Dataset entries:
****************************************
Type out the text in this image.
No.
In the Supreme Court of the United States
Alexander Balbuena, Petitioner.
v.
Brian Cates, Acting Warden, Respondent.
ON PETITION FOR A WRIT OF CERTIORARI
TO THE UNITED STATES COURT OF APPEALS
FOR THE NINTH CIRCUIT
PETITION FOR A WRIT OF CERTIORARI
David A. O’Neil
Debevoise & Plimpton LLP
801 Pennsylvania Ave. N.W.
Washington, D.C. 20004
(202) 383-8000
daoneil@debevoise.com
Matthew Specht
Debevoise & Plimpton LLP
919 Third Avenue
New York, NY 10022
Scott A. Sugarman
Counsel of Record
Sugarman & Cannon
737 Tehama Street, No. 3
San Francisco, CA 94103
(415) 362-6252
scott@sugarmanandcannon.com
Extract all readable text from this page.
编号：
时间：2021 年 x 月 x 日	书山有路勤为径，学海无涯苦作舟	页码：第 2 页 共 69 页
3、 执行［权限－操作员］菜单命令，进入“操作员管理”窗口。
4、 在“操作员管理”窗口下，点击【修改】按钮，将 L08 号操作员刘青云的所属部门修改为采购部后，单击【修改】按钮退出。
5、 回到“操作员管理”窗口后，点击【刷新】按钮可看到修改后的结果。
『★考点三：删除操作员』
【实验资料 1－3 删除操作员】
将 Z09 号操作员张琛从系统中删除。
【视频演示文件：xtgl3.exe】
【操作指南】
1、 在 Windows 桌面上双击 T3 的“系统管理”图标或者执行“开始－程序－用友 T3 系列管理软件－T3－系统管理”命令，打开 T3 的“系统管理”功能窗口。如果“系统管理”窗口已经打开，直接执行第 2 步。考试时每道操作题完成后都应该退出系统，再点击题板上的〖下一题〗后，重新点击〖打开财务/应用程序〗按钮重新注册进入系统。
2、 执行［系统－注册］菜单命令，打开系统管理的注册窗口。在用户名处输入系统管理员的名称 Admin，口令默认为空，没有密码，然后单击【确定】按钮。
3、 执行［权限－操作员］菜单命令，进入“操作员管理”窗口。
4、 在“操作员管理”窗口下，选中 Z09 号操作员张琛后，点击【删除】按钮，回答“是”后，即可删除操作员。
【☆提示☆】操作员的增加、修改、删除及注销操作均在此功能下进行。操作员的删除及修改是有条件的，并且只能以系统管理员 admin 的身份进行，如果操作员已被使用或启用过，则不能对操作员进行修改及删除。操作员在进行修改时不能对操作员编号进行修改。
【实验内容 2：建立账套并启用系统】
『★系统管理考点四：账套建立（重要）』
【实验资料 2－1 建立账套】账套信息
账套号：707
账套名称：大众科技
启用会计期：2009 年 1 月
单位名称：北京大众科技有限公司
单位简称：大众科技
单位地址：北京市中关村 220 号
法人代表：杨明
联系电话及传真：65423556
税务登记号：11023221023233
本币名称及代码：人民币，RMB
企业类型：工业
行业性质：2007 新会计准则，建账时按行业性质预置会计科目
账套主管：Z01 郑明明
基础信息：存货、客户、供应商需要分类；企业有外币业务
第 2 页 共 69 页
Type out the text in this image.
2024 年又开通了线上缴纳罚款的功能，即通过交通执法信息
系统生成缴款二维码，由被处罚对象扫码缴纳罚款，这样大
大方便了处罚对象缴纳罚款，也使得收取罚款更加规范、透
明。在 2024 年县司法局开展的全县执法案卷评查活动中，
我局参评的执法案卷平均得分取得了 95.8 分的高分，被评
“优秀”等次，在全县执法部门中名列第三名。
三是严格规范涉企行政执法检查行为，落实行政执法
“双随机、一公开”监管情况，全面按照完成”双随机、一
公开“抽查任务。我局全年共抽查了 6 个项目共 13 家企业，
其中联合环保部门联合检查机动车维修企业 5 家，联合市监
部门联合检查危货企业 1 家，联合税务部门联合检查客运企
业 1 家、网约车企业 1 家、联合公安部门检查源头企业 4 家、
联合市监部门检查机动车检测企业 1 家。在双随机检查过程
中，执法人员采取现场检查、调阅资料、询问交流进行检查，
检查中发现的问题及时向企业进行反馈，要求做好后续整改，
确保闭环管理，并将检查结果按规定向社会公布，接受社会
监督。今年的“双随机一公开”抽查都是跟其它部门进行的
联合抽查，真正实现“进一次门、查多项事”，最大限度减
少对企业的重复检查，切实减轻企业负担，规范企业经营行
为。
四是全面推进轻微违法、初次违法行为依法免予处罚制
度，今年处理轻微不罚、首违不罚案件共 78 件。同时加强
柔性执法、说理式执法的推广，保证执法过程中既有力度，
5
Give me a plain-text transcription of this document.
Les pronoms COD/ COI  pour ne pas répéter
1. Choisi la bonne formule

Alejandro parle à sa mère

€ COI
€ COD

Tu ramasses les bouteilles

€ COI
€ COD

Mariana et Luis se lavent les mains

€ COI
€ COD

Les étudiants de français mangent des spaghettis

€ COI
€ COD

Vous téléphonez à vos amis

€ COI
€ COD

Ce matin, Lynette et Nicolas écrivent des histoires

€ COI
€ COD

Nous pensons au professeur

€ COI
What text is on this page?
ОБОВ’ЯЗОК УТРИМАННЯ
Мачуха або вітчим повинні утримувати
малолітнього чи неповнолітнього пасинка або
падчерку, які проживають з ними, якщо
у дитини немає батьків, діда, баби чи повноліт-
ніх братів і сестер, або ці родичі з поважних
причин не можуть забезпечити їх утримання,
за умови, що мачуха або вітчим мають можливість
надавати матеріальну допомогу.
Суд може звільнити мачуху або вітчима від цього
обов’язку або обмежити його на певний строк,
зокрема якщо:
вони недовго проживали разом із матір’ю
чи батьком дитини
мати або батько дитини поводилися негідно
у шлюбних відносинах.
****************************************
__WHAT YOU ARE ASKED TO DO__.
Each entry must be reproduced verbatim.

__CORRECT RESULT__.
Type out the text in this image.
No.
In the Supreme Court of the United States
Alexander Balbuena, Petitioner.
v.
Brian Cates, Acting Warden, Respondent.
ON PETITION FOR A WRIT OF CERTIORARI
TO THE UNITED STATES COURT OF APPEALS
FOR THE NINTH CIRCUIT
PETITION FOR A WRIT OF CERTIORARI
David A. O’Neil
Debevoise & Plimpton LLP
801 Pennsylvania Ave. N.W.
Washington, D.C. 20004
(202) 383-8000
daoneil@debevoise.com
Matthew Specht
Debevoise & Plimpton LLP
919 Third Avenue
New York, NY 10022
Scott A. Sugarman
Counsel of Record
Sugarman & Cannon
737 Tehama Street, No. 3
San Francisco, CA 94103
(415) 362-6252
scott@sugarmanandcannon.com
Extract all readable text from this page.
编号：
时间：2021 年 x 月 x 日	书山有路勤为径，学海无涯苦作舟	页码：第 2 页 共 69 页
3、 执行［权限－操作员］菜单命令，进入“操作员管理”窗口。
4、 在“操作员管理”窗口下，点击【修改】按钮，将 L08 号操作员刘青云的所属部门修改为采购部后，单击【修改】按钮退出。
5、 回到“操作员管理”窗口后，点击【刷新】按钮可看到修改后的结果。
『★考点三：删除操作员』
【实验资料 1－3 删除操作员】
将 Z09 号操作员张琛从系统中删除。
【视频演示文件：xtgl3.exe】
【操作指南】
1、 在 Windows 桌面上双击 T3 的“系统管理”图标或者执行“开始－程序－用友 T3 系列管理软件－T3－系统管理”命令，打开 T3 的“系统管理”功能窗口。如果“系统管理”窗口已经打开，直接执行第 2 步。考试时每道操作题完成后都应该退出系统，再点击题板上的〖下一题〗后，重新点击〖打开财务/应用程序〗按钮重新注册进入系统。
2、 执行［系统－注册］菜单命令，打开系统管理的注册窗口。在用户名处输入系统管理员的名称 Admin，口令默认为空，没有密码，然后单击【确定】按钮。
3、 执行［权限－操作员］菜单命令，进入“操作员管理”窗口。
4、 在“操作员管理”窗口下，选中 Z09 号操作员张琛后，点击【删除】按钮，回答“是”后，即可删除操作员。
【☆提示☆】操作员的增加、修改、删除及注销操作均在此功能下进行。操作员的删除及修改是有条件的，并且只能以系统管理员 admin 的身份进行，如果操作员已被使用或启用过，则不能对操作员进行修改及删除。操作员在进行修改时不能对操作员编号进行修改。
【实验内容 2：建立账套并启用系统】
『★系统管理考点四：账套建立（重要）』
【实验资料 2－1 建立账套】账套信息
账套号：707
账套名称：大众科技
启用会计期：2009 年 1 月
单位名称：北京大众科技有限公司
单位简称：大众科技
单位地址：北京市中关村 220 号
法人代表：杨明
联系电话及传真：65423556
税务登记号：11023221023233
本币名称及代码：人民币，RMB
企业类型：工业
行业性质：2007 新会计准则，建账时按行业性质预置会计科目
账套主管：Z01 郑明明
基础信息：存货、客户、供应商需要分类；企业有外币业务
第 2 页 共 69 页
Type out the text in this image.
2024 年又开通了线上缴纳罚款的功能，即通过交通执法信息
系统生成缴款二维码，由被处罚对象扫码缴纳罚款，这样大
大方便了处罚对象缴纳罚款，也使得收取罚款更加规范、透
明。在 2024 年县司法局开展的全县执法案卷评查活动中，
我局参评的执法案卷平均得分取得了 95.8 分的高分，被评
“优秀”等次，在全县执法部门中名列第三名。
三是严格规范涉企行政执法检查行为，落实行政执法
“双随机、一公开”监管情况，全面按照完成”双随机、一
公开“抽查任务。我局全年共抽查了 6 个项目共 13 家企业，
其中联合环保部门联合检查机动车维修企业 5 家，联合市监
部门联合检查危货企业 1 家，联合税务部门联合检查客运企
业 1 家、网约车企业 1 家、联合公安部门检查源头企业 4 家、
联合市监部门检查机动车检测企业 1 家。在双随机检查过程
中，执法人员采取现场检查、调阅资料、询问交流进行检查，
检查中发现的问题及时向企业进行反馈，要求做好后续整改，
确保闭环管理，并将检查结果按规定向社会公布，接受社会
监督。今年的“双随机一公开”抽查都是跟其它部门进行的
联合抽查，真正实现“进一次门、查多项事”，最大限度减
少对企业的重复检查，切实减轻企业负担，规范企业经营行
为。
四是全面推进轻微违法、初次违法行为依法免予处罚制
度，今年处理轻微不罚、首违不罚案件共 78 件。同时加强
柔性执法、说理式执法的推广，保证执法过程中既有力度，
5
Give me a plain-text transcription of this document.
Les pronoms COD/ COI  pour ne pas répéter
1. Choisi la bonne formule

Alejandro parle à sa mère

€ COI
€ COD

Tu ramasses les bouteilles

€ COI
€ COD

Mariana et Luis se lavent les mains

€ COI
€ COD

Les étudiants de français mangent des spaghettis

€ COI
€ COD

Vous téléphonez à vos amis

€ COI
€ COD

Ce matin, Lynette et Nicolas écrivent des histoires

€ COI
€ COD

Nous pensons au professeur

€ COI
What text is on this page?
ОБОВ’ЯЗОК УТРИМАННЯ
Мачуха або вітчим повинні утримувати
малолітнього чи неповнолітнього пасинка або
падчерку, які проживають з ними, якщо
у дитини немає батьків, діда, баби чи повноліт-
ніх братів і сестер, або ці родичі з поважних
причин не можуть забезпечити їх утримання,
за умови, що мачуха або вітчим мають можливість
надавати матеріальну допомогу.
Суд може звільнити мачуху або вітчима від цього
обов’язку або обмежити його на певний строк,
зокрема якщо:
вони недовго проживали разом із матір’ю
чи батьком дитини
мати або батько дитини поводилися негідно
у шлюбних відносинах.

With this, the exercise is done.